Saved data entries
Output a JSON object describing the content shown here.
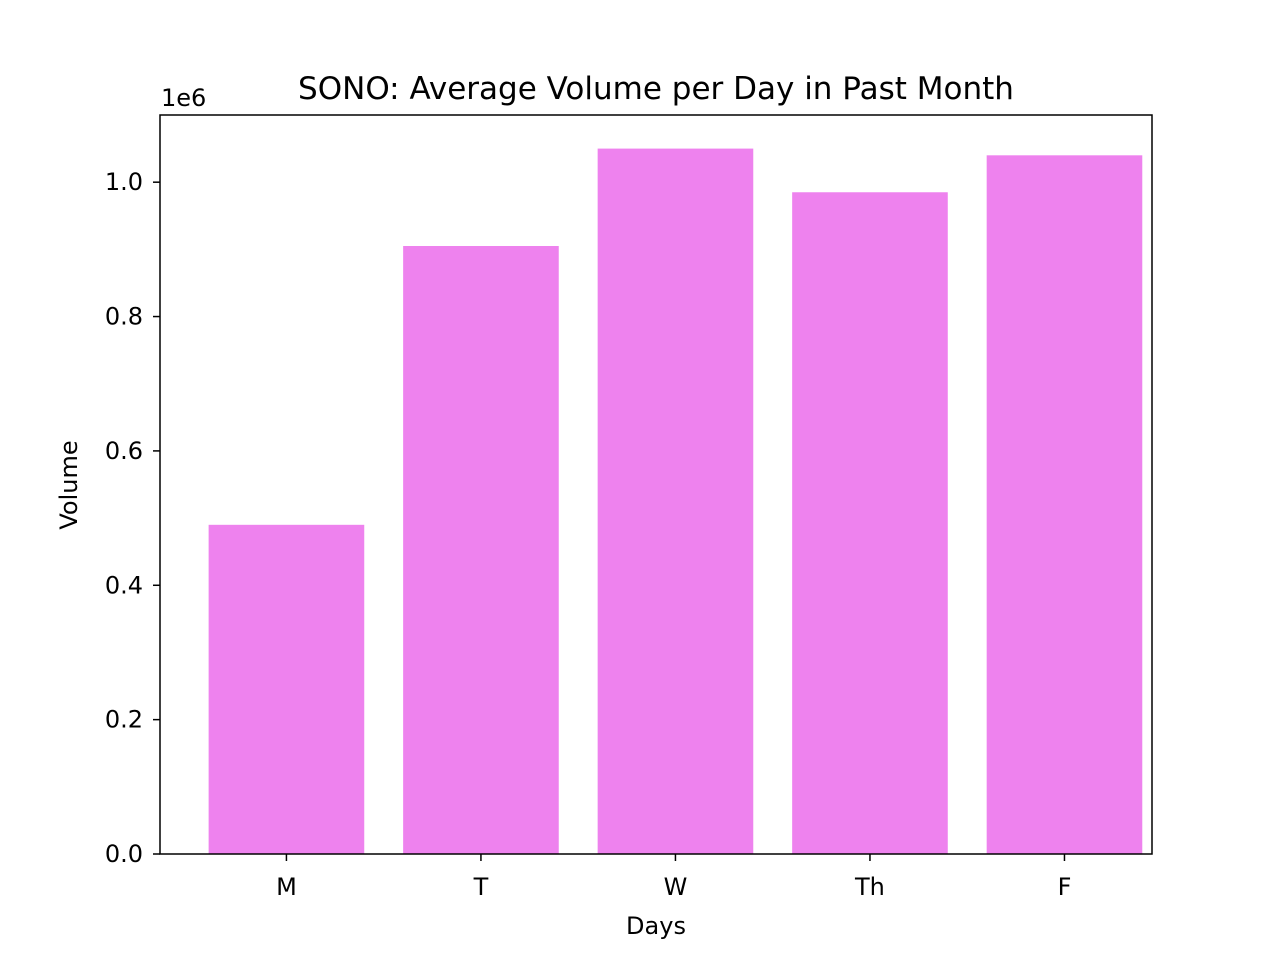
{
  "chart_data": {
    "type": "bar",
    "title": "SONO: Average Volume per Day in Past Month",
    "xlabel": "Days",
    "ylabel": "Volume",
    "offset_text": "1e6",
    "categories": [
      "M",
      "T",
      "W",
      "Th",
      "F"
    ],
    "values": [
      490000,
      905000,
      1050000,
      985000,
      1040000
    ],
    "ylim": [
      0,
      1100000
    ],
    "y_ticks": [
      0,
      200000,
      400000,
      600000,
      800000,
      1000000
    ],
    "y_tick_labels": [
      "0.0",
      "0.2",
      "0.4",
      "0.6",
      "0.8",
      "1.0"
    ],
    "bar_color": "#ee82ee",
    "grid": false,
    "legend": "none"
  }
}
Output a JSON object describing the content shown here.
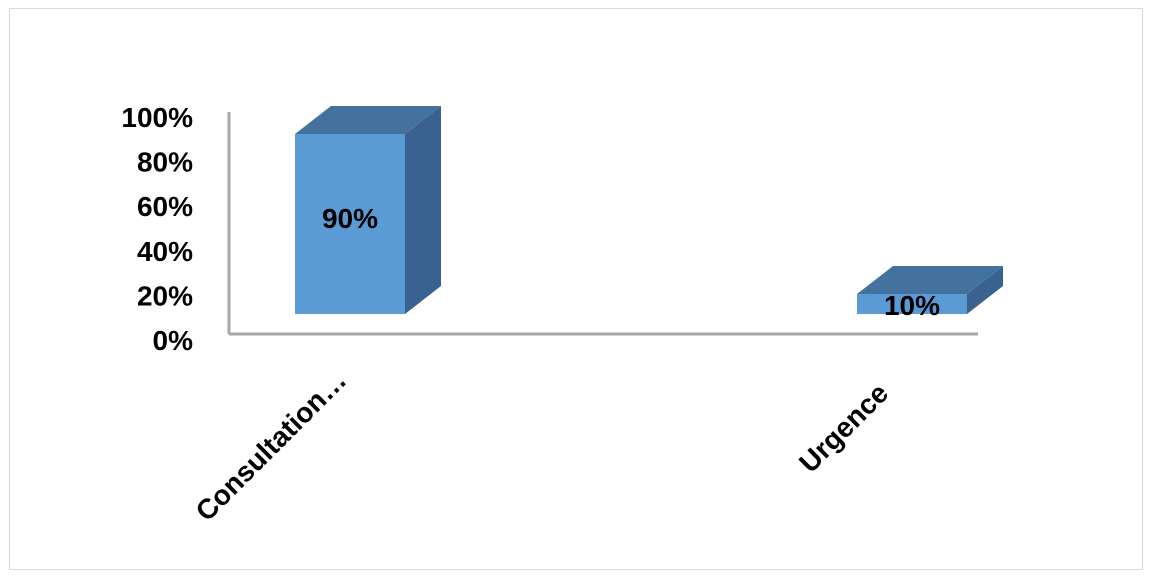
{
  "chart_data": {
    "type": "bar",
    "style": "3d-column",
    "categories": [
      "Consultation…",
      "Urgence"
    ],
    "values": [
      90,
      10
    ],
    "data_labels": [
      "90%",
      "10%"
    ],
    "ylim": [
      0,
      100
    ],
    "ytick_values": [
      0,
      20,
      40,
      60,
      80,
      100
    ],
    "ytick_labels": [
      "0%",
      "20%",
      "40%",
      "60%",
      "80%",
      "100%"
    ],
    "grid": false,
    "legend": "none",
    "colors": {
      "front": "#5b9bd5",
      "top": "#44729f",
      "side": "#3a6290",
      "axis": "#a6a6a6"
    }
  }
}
==
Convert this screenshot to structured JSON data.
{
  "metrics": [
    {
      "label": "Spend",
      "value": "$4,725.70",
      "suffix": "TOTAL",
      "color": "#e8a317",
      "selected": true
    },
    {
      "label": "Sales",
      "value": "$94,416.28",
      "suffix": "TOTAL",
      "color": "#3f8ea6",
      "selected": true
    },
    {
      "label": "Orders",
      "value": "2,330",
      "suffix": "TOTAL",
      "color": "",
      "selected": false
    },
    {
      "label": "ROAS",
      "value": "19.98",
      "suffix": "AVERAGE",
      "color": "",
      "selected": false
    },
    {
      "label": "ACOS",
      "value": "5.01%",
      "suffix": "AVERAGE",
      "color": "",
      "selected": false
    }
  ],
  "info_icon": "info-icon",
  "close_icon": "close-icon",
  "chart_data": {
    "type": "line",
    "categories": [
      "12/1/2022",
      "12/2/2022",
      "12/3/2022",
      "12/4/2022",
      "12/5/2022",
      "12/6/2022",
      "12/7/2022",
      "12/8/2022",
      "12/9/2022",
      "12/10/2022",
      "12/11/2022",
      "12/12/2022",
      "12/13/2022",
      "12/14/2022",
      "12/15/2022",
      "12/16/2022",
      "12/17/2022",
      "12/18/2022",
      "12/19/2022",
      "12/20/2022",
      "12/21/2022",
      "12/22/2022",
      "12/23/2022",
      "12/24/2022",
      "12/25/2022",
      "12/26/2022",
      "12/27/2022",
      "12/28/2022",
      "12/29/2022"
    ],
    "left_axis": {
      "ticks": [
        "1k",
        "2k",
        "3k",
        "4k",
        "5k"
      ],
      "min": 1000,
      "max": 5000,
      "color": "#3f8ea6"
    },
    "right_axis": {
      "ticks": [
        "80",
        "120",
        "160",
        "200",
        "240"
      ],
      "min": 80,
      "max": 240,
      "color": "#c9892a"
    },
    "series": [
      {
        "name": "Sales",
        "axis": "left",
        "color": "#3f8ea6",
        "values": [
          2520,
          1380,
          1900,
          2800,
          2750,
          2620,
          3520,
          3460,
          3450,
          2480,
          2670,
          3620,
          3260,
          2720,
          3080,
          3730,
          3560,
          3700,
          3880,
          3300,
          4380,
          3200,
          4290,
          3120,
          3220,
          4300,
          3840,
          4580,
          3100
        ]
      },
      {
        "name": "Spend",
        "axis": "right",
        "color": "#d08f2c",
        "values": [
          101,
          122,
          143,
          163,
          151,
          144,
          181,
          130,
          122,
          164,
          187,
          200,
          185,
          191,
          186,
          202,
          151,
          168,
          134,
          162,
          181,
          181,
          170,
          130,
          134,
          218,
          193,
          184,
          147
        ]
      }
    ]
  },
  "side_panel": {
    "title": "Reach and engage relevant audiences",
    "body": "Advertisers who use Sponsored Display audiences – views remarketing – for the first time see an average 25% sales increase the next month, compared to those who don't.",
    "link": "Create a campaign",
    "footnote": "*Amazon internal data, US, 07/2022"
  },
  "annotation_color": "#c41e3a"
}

TASK TO COMPLETE:
Which lines contain the word "Volume"? Copy each one.

COMPLETED TASK:
    "title": "SONO: Average Volume per Day in Past Month",
    "ylabel": "Volume",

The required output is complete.